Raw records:
# # # # #
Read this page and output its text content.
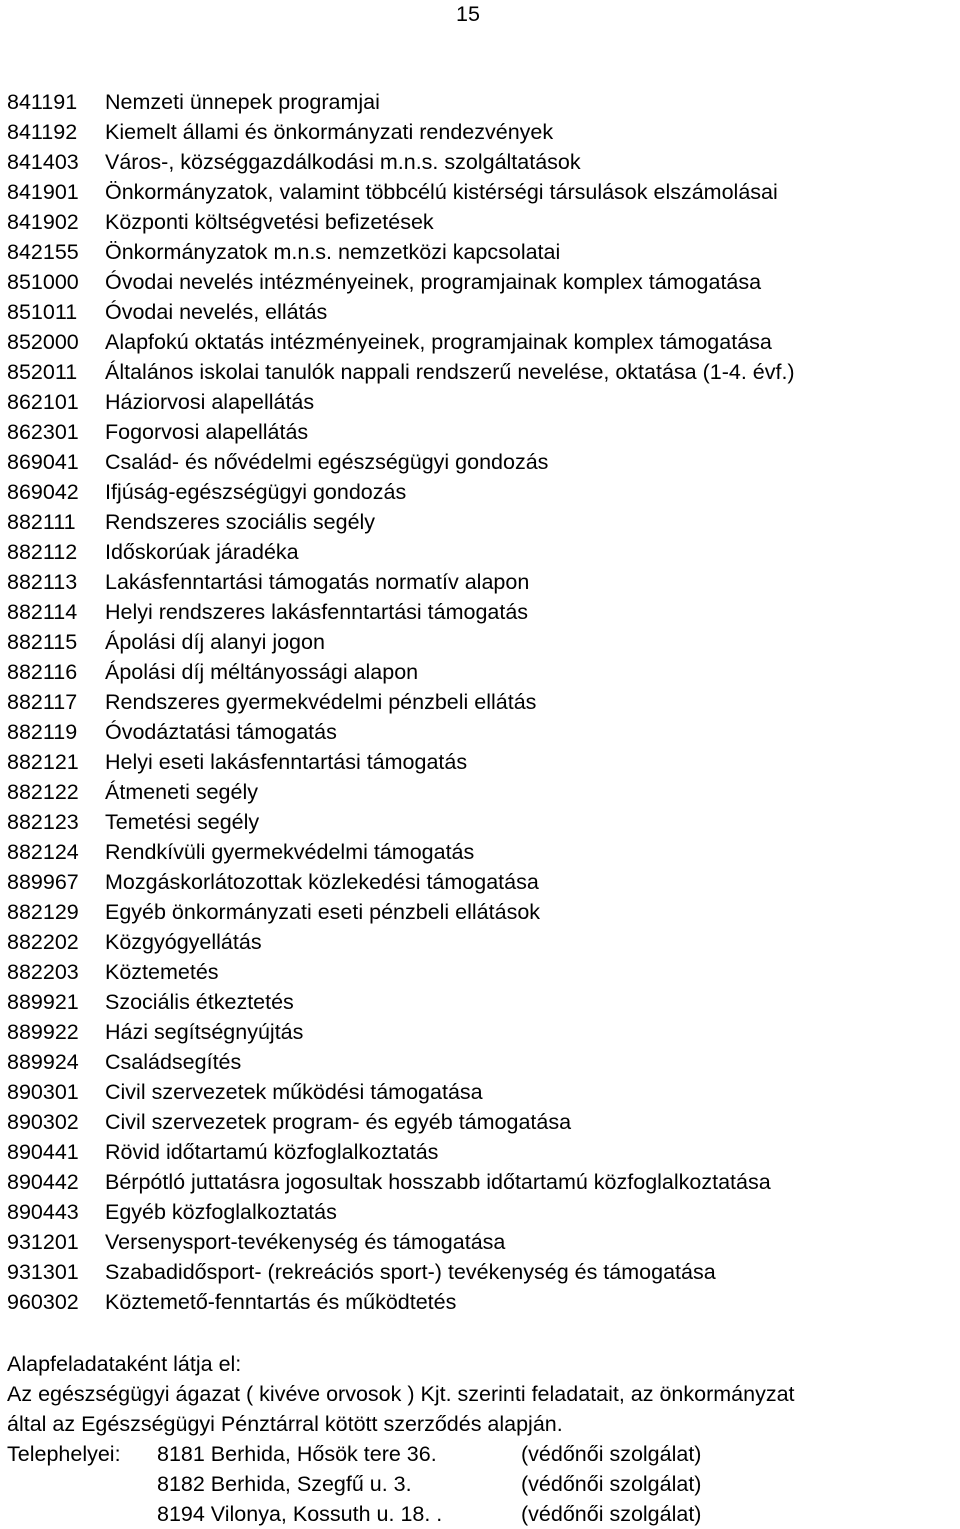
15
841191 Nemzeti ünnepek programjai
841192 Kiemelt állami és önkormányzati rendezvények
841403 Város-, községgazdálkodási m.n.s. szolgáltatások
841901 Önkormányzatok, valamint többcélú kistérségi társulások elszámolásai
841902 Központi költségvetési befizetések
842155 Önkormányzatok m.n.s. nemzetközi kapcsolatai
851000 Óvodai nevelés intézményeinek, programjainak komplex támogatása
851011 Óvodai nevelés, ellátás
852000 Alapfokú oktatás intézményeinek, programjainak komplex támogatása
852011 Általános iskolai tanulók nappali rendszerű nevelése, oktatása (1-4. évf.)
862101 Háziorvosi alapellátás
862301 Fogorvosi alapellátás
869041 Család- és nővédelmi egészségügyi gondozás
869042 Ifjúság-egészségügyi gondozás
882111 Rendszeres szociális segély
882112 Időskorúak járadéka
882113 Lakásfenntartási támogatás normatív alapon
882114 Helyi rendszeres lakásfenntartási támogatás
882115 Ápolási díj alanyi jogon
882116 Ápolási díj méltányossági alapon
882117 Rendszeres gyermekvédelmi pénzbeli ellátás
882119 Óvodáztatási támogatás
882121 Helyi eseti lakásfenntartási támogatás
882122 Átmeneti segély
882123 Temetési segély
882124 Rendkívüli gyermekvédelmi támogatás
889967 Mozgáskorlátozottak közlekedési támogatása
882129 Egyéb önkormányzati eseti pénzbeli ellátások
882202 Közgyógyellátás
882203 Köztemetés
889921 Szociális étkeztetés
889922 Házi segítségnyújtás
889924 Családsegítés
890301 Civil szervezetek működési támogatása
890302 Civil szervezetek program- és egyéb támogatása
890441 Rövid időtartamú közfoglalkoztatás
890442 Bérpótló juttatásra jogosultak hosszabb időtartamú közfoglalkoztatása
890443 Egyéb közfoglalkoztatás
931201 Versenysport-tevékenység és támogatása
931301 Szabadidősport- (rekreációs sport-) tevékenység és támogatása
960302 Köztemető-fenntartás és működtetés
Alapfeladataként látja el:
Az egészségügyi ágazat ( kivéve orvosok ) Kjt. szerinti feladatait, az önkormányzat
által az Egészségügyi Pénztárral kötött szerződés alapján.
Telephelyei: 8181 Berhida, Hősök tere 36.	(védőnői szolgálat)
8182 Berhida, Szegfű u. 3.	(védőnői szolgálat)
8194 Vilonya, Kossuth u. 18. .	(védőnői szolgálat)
# # # # #
> Stated goal:
Write out all the entries word for word, but skip any images.

> Exercise output:
Read this page and output its text content.
15
841191 Nemzeti ünnepek programjai
841192 Kiemelt állami és önkormányzati rendezvények
841403 Város-, községgazdálkodási m.n.s. szolgáltatások
841901 Önkormányzatok, valamint többcélú kistérségi társulások elszámolásai
841902 Központi költségvetési befizetések
842155 Önkormányzatok m.n.s. nemzetközi kapcsolatai
851000 Óvodai nevelés intézményeinek, programjainak komplex támogatása
851011 Óvodai nevelés, ellátás
852000 Alapfokú oktatás intézményeinek, programjainak komplex támogatása
852011 Általános iskolai tanulók nappali rendszerű nevelése, oktatása (1-4. évf.)
862101 Háziorvosi alapellátás
862301 Fogorvosi alapellátás
869041 Család- és nővédelmi egészségügyi gondozás
869042 Ifjúság-egészségügyi gondozás
882111 Rendszeres szociális segély
882112 Időskorúak járadéka
882113 Lakásfenntartási támogatás normatív alapon
882114 Helyi rendszeres lakásfenntartási támogatás
882115 Ápolási díj alanyi jogon
882116 Ápolási díj méltányossági alapon
882117 Rendszeres gyermekvédelmi pénzbeli ellátás
882119 Óvodáztatási támogatás
882121 Helyi eseti lakásfenntartási támogatás
882122 Átmeneti segély
882123 Temetési segély
882124 Rendkívüli gyermekvédelmi támogatás
889967 Mozgáskorlátozottak közlekedési támogatása
882129 Egyéb önkormányzati eseti pénzbeli ellátások
882202 Közgyógyellátás
882203 Köztemetés
889921 Szociális étkeztetés
889922 Házi segítségnyújtás
889924 Családsegítés
890301 Civil szervezetek működési támogatása
890302 Civil szervezetek program- és egyéb támogatása
890441 Rövid időtartamú közfoglalkoztatás
890442 Bérpótló juttatásra jogosultak hosszabb időtartamú közfoglalkoztatása
890443 Egyéb közfoglalkoztatás
931201 Versenysport-tevékenység és támogatása
931301 Szabadidősport- (rekreációs sport-) tevékenység és támogatása
960302 Köztemető-fenntartás és működtetés
Alapfeladataként látja el:
Az egészségügyi ágazat ( kivéve orvosok ) Kjt. szerinti feladatait, az önkormányzat
által az Egészségügyi Pénztárral kötött szerződés alapján.
Telephelyei: 8181 Berhida, Hősök tere 36.	(védőnői szolgálat)
8182 Berhida, Szegfű u. 3.	(védőnői szolgálat)
8194 Vilonya, Kossuth u. 18. .	(védőnői szolgálat)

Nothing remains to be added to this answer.